» Directive: Each line below must be set down exactly; omit any image you find.
## start
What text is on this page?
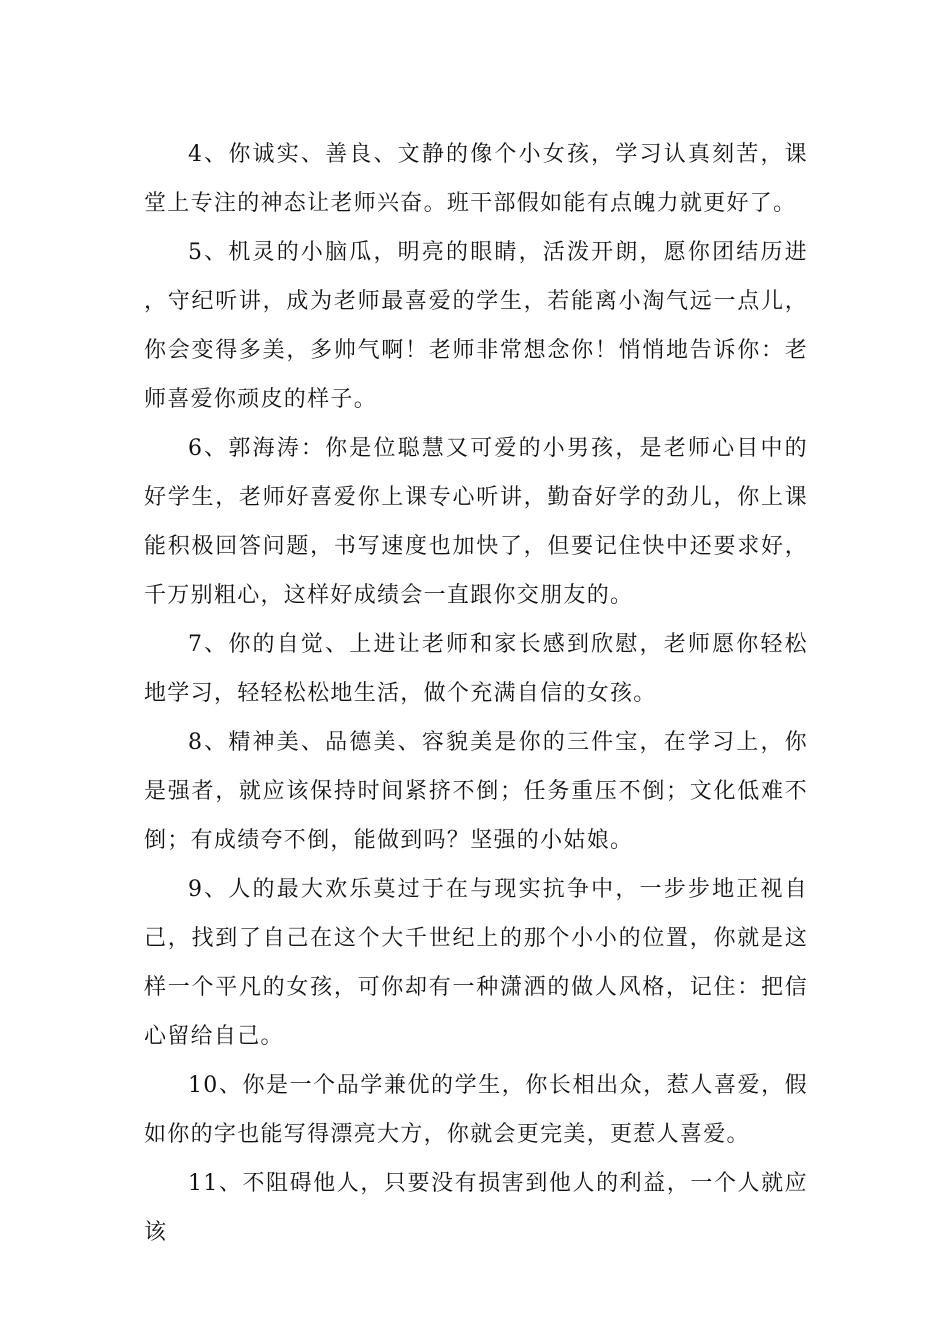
4、你诚实、善良、文静的像个小女孩，学习认真刻苦，课堂上专注的神态让老师兴奋。班干部假如能有点魄力就更好了。

5、机灵的小脑瓜，明亮的眼睛，活泼开朗，愿你团结历进，守纪听讲，成为老师最喜爱的学生，若能离小淘气远一点儿，你会变得多美，多帅气啊！老师非常想念你！悄悄地告诉你：老师喜爱你顽皮的样子。

6、郭海涛：你是位聪慧又可爱的小男孩，是老师心目中的好学生，老师好喜爱你上课专心听讲，勤奋好学的劲儿，你上课能积极回答问题，书写速度也加快了，但要记住快中还要求好，千万别粗心，这样好成绩会一直跟你交朋友的。

7、你的自觉、上进让老师和家长感到欣慰，老师愿你轻松地学习，轻轻松松地生活，做个充满自信的女孩。

8、精神美、品德美、容貌美是你的三件宝，在学习上，你是强者，就应该保持时间紧挤不倒；任务重压不倒；文化低难不倒；有成绩夸不倒，能做到吗？坚强的小姑娘。

9、人的最大欢乐莫过于在与现实抗争中，一步步地正视自己，找到了自己在这个大千世纪上的那个小小的位置，你就是这样一个平凡的女孩，可你却有一种潇洒的做人风格，记住：把信心留给自己。

10、你是一个品学兼优的学生，你长相出众，惹人喜爱，假如你的字也能写得漂亮大方，你就会更完美，更惹人喜爱。

11、不阻碍他人，只要没有损害到他人的利益，一个人就应该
## end
» Finished answer:
What text is on this page?
4、你诚实、善良、文静的像个小女孩，学习认真刻苦，课堂上专注的神态让老师兴奋。班干部假如能有点魄力就更好了。

5、机灵的小脑瓜，明亮的眼睛，活泼开朗，愿你团结历进，守纪听讲，成为老师最喜爱的学生，若能离小淘气远一点儿，你会变得多美，多帅气啊！老师非常想念你！悄悄地告诉你：老师喜爱你顽皮的样子。

6、郭海涛：你是位聪慧又可爱的小男孩，是老师心目中的好学生，老师好喜爱你上课专心听讲，勤奋好学的劲儿，你上课能积极回答问题，书写速度也加快了，但要记住快中还要求好，千万别粗心，这样好成绩会一直跟你交朋友的。

7、你的自觉、上进让老师和家长感到欣慰，老师愿你轻松地学习，轻轻松松地生活，做个充满自信的女孩。

8、精神美、品德美、容貌美是你的三件宝，在学习上，你是强者，就应该保持时间紧挤不倒；任务重压不倒；文化低难不倒；有成绩夸不倒，能做到吗？坚强的小姑娘。

9、人的最大欢乐莫过于在与现实抗争中，一步步地正视自己，找到了自己在这个大千世纪上的那个小小的位置，你就是这样一个平凡的女孩，可你却有一种潇洒的做人风格，记住：把信心留给自己。

10、你是一个品学兼优的学生，你长相出众，惹人喜爱，假如你的字也能写得漂亮大方，你就会更完美，更惹人喜爱。

11、不阻碍他人，只要没有损害到他人的利益，一个人就应该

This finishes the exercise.